## Work to complete
Convert every line of the listing below into a Markdown table with two columns, Row and Line, numbering each row and skipping blank lines. Omit any pictures from the table.

++++ Materials provided

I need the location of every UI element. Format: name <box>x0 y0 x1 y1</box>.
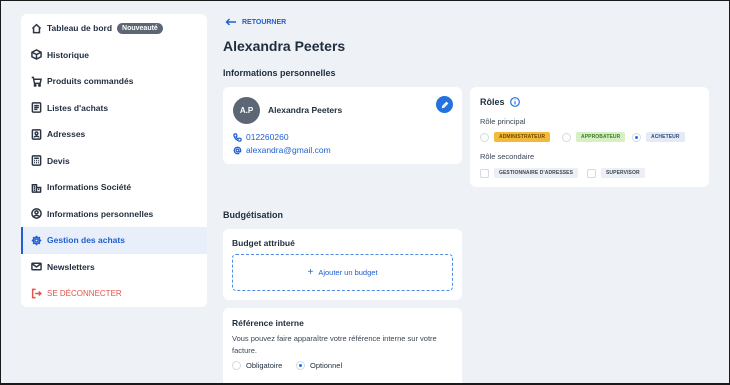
sidebar-item-newsletters[interactable]: Newsletters <box>21 254 207 281</box>
phone-link[interactable]: 012260260 <box>233 132 289 142</box>
sidebar-item-label: SE DÉCONNECTER <box>47 288 122 298</box>
sidebar-item-label: Produits commandés <box>47 76 134 87</box>
mail-icon <box>29 260 43 274</box>
plus-icon: + <box>307 267 314 278</box>
budget-heading: Budgétisation <box>223 210 283 220</box>
secondary-role-label: Rôle secondaire <box>480 152 535 161</box>
radio-administrateur[interactable] <box>480 133 489 142</box>
add-budget-button[interactable]: + Ajouter un budget <box>232 254 453 291</box>
info-icon[interactable] <box>509 97 520 107</box>
radio-acheteur[interactable] <box>632 133 641 142</box>
sidebar-item-label: Tableau de bord <box>47 23 113 34</box>
roles-heading: Rôles <box>480 97 520 107</box>
sidebar-item-label: Adresses <box>47 129 86 140</box>
sidebar-item-label: Informations personnelles <box>47 208 154 219</box>
sidebar-item-history[interactable]: Historique <box>21 42 207 69</box>
box-icon <box>29 48 43 62</box>
arrow-left-icon <box>225 18 236 26</box>
person-card: A.P Alexandra Peeters 012260260 alexandr… <box>223 87 462 164</box>
sidebar-item-personal-info[interactable]: Informations personnelles <box>21 201 207 228</box>
cart-icon <box>29 74 43 88</box>
sidebar-item-addresses[interactable]: Adresses <box>21 121 207 148</box>
sidebar-item-shopping-lists[interactable]: Listes d'achats <box>21 95 207 122</box>
user-icon <box>29 207 43 221</box>
app-frame: Tableau de bord Nouveauté Historique Pro… <box>1 1 729 383</box>
checkbox-gestionnaire-adresses[interactable] <box>480 169 489 178</box>
sidebar-item-dashboard[interactable]: Tableau de bord Nouveauté <box>21 15 207 42</box>
personal-info-heading: Informations personnelles <box>223 68 336 78</box>
gear-icon <box>29 233 43 247</box>
internal-reference-title: Référence interne <box>232 318 304 328</box>
radio-optionnel[interactable] <box>296 361 305 370</box>
calculator-icon <box>29 154 43 168</box>
page-title: Alexandra Peeters <box>223 38 346 54</box>
building-icon <box>29 180 43 194</box>
internal-reference-description: Vous pouvez faire apparaître votre référ… <box>232 334 437 355</box>
logout-button[interactable]: SE DÉCONNECTER <box>21 280 207 307</box>
at-icon <box>233 146 242 154</box>
email-link[interactable]: alexandra@gmail.com <box>233 145 331 155</box>
primary-role-label: Rôle principal <box>480 117 526 126</box>
list-icon <box>29 101 43 115</box>
logout-icon <box>29 286 43 300</box>
sidebar: Tableau de bord Nouveauté Historique Pro… <box>21 14 207 307</box>
phone-icon <box>233 132 242 142</box>
checkbox-supervisor[interactable] <box>587 169 596 178</box>
role-tag-approbateur: APPROBATEUR <box>576 132 626 142</box>
sidebar-item-ordered-products[interactable]: Produits commandés <box>21 68 207 95</box>
sidebar-item-company-info[interactable]: Informations Société <box>21 174 207 201</box>
address-icon <box>29 127 43 141</box>
sidebar-item-label: Newsletters <box>47 261 95 272</box>
option-label-obligatoire: Obligatoire <box>246 361 283 370</box>
new-badge: Nouveauté <box>117 22 163 34</box>
back-link[interactable]: RETOURNER <box>225 18 286 26</box>
back-label: RETOURNER <box>242 18 287 26</box>
sidebar-item-label: Informations Société <box>47 182 132 193</box>
radio-approbateur[interactable] <box>562 133 571 142</box>
add-budget-label: Ajouter un budget <box>318 268 378 277</box>
phone-number: 012260260 <box>246 132 289 142</box>
internal-reference-card: Référence interne Vous pouvez faire appa… <box>223 308 462 383</box>
role-tag-administrateur: ADMINISTRATEUR <box>494 132 551 142</box>
roles-card: Rôles Rôle principal ADMINISTRATEUR APPR… <box>470 87 709 187</box>
role-tag-supervisor: SUPERVISOR <box>601 168 645 178</box>
person-name: Alexandra Peeters <box>268 105 343 115</box>
roles-title: Rôles <box>480 97 505 107</box>
budget-card: Budget attribué + Ajouter un budget <box>223 229 462 300</box>
edit-button[interactable] <box>436 96 453 113</box>
sidebar-item-quotes[interactable]: Devis <box>21 148 207 175</box>
role-tag-gestionnaire-adresses: GESTIONNAIRE D'ADRESSES <box>494 168 579 178</box>
sidebar-item-label: Devis <box>47 155 70 166</box>
email-address: alexandra@gmail.com <box>246 145 331 155</box>
sidebar-item-label: Listes d'achats <box>47 102 109 113</box>
pencil-icon <box>441 101 448 108</box>
sidebar-item-label: Historique <box>47 49 90 60</box>
sidebar-item-purchase-management[interactable]: Gestion des achats <box>21 227 207 254</box>
home-icon <box>29 21 43 35</box>
role-tag-acheteur: ACHETEUR <box>646 132 685 142</box>
radio-obligatoire[interactable] <box>232 361 241 370</box>
option-label-optionnel: Optionnel <box>310 361 343 370</box>
avatar: A.P <box>233 97 260 124</box>
sidebar-item-label: Gestion des achats <box>47 235 125 246</box>
budget-card-title: Budget attribué <box>232 238 295 248</box>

++++++++

## Solution
| Row | Line |
|---|---|
| 1 | I need the location of every UI element. Format: name <box>x0 y0 x1 y1</box>. |
| 2 | sidebar-item-newsletters[interactable]: Newsletters <box>21 254 207 281</box> |
| 3 | phone-link[interactable]: 012260260 <box>233 132 289 142</box> |
| 4 | sidebar-item-label: SE DÉCONNECTER <box>47 288 122 298</box> |
| 5 | sidebar-item-label: Produits commandés <box>47 76 134 87</box> |
| 6 | mail-icon <box>29 260 43 274</box> |
| 7 | plus-icon: + <box>307 267 314 278</box> |
| 8 | budget-heading: Budgétisation <box>223 210 283 220</box> |
| 9 | secondary-role-label: Rôle secondaire <box>480 152 535 161</box> |
| 10 | radio-administrateur[interactable] <box>480 133 489 142</box> |
| 11 | add-budget-button[interactable]: + Ajouter un budget <box>232 254 453 291</box> |
| 12 | info-icon[interactable] <box>509 97 520 107</box> |
| 13 | radio-acheteur[interactable] <box>632 133 641 142</box> |
| 14 | sidebar-item-label: Tableau de bord <box>47 23 113 34</box> |
| 15 | roles-heading: Rôles <box>480 97 520 107</box> |
| 16 | sidebar-item-label: Adresses <box>47 129 86 140</box> |
| 17 | sidebar-item-label: Informations personnelles <box>47 208 154 219</box> |
| 18 | sidebar-item-history[interactable]: Historique <box>21 42 207 69</box> |
| 19 | box-icon <box>29 48 43 62</box> |
| 20 | arrow-left-icon <box>225 18 236 26</box> |
| 21 | person-card: A.P Alexandra Peeters 012260260 alexandr… <box>223 87 462 164</box> |
| 22 | sidebar-item-personal-info[interactable]: Informations personnelles <box>21 201 207 228</box> |
| 23 | cart-icon <box>29 74 43 88</box> |
| 24 | sidebar-item-addresses[interactable]: Adresses <box>21 121 207 148</box> |
| 25 | sidebar-item-shopping-lists[interactable]: Listes d'achats <box>21 95 207 122</box> |
| 26 | user-icon <box>29 207 43 221</box> |
| 27 | app-frame: Tableau de bord Nouveauté Historique Pro… <box>1 1 729 383</box> |
| 28 | checkbox-gestionnaire-adresses[interactable] <box>480 169 489 178</box> |
| 29 | sidebar-item-dashboard[interactable]: Tableau de bord Nouveauté <box>21 15 207 42</box> |
| 30 | personal-info-heading: Informations personnelles <box>223 68 336 78</box> |
| 31 | gear-icon <box>29 233 43 247</box> |
| 32 | internal-reference-title: Référence interne <box>232 318 304 328</box> |
| 33 | radio-optionnel[interactable] <box>296 361 305 370</box> |
| 34 | calculator-icon <box>29 154 43 168</box> |
| 35 | page-title: Alexandra Peeters <box>223 38 346 54</box> |
| 36 | building-icon <box>29 180 43 194</box> |
| 37 | internal-reference-description: Vous pouvez faire apparaître votre référ… <box>232 334 437 355</box> |
| 38 | logout-button[interactable]: SE DÉCONNECTER <box>21 280 207 307</box> |
| 39 | at-icon <box>233 146 242 154</box> |
| 40 | email-link[interactable]: alexandra@gmail.com <box>233 145 331 155</box> |
| 41 | primary-role-label: Rôle principal <box>480 117 526 126</box> |
| 42 | list-icon <box>29 101 43 115</box> |
| 43 | logout-icon <box>29 286 43 300</box> |
| 44 | sidebar: Tableau de bord Nouveauté Historique Pro… <box>21 14 207 307</box> |
| 45 | phone-icon <box>233 132 242 142</box> |
| 46 | checkbox-supervisor[interactable] <box>587 169 596 178</box> |
| 47 | role-tag-approbateur: APPROBATEUR <box>576 132 626 142</box> |
| 48 | sidebar-item-ordered-products[interactable]: Produits commandés <box>21 68 207 95</box> |
| 49 | sidebar-item-company-info[interactable]: Informations Société <box>21 174 207 201</box> |
| 50 | address-icon <box>29 127 43 141</box> |
| 51 | sidebar-item-label: Newsletters <box>47 261 95 272</box> |
| 52 | option-label-obligatoire: Obligatoire <box>246 361 283 370</box> |
| 53 | new-badge: Nouveauté <box>117 22 163 34</box> |
| 54 | back-link[interactable]: RETOURNER <box>225 18 286 26</box> |
| 55 | back-label: RETOURNER <box>242 18 287 26</box> |
| 56 | sidebar-item-label: Informations Société <box>47 182 132 193</box> |
| 57 | radio-approbateur[interactable] <box>562 133 571 142</box> |
| 58 | add-budget-label: Ajouter un budget <box>318 268 378 277</box> |
| 59 | phone-number: 012260260 <box>246 132 289 142</box> |
| 60 | internal-reference-card: Référence interne Vous pouvez faire appa… <box>223 308 462 383</box> |
| 61 | role-tag-administrateur: ADMINISTRATEUR <box>494 132 551 142</box> |
| 62 | roles-card: Rôles Rôle principal ADMINISTRATEUR APPR… <box>470 87 709 187</box> |
| 63 | role-tag-supervisor: SUPERVISOR <box>601 168 645 178</box> |
| 64 | person-name: Alexandra Peeters <box>268 105 343 115</box> |
| 65 | roles-title: Rôles <box>480 97 505 107</box> |
| 66 | budget-card: Budget attribué + Ajouter un budget <box>223 229 462 300</box> |
| 67 | edit-button[interactable] <box>436 96 453 113</box> |
| 68 | sidebar-item-quotes[interactable]: Devis <box>21 148 207 175</box> |
| 69 | role-tag-gestionnaire-adresses: GESTIONNAIRE D'ADRESSES <box>494 168 579 178</box> |
| 70 | sidebar-item-label: Devis <box>47 155 70 166</box> |
| 71 | email-address: alexandra@gmail.com <box>246 145 331 155</box> |
| 72 | sidebar-item-label: Listes d'achats <box>47 102 109 113</box> |
| 73 | pencil-icon <box>441 101 448 108</box> |
| 74 | sidebar-item-label: Historique <box>47 49 90 60</box> |
| 75 | sidebar-item-purchase-management[interactable]: Gestion des achats <box>21 227 207 254</box> |
| 76 | home-icon <box>29 21 43 35</box> |
| 77 | role-tag-acheteur: ACHETEUR <box>646 132 685 142</box> |
| 78 | radio-obligatoire[interactable] <box>232 361 241 370</box> |
| 79 | option-label-optionnel: Optionnel <box>310 361 343 370</box> |
| 80 | avatar: A.P <box>233 97 260 124</box> |
| 81 | sidebar-item-label: Gestion des achats <box>47 235 125 246</box> |
| 82 | budget-card-title: Budget attribué <box>232 238 295 248</box> |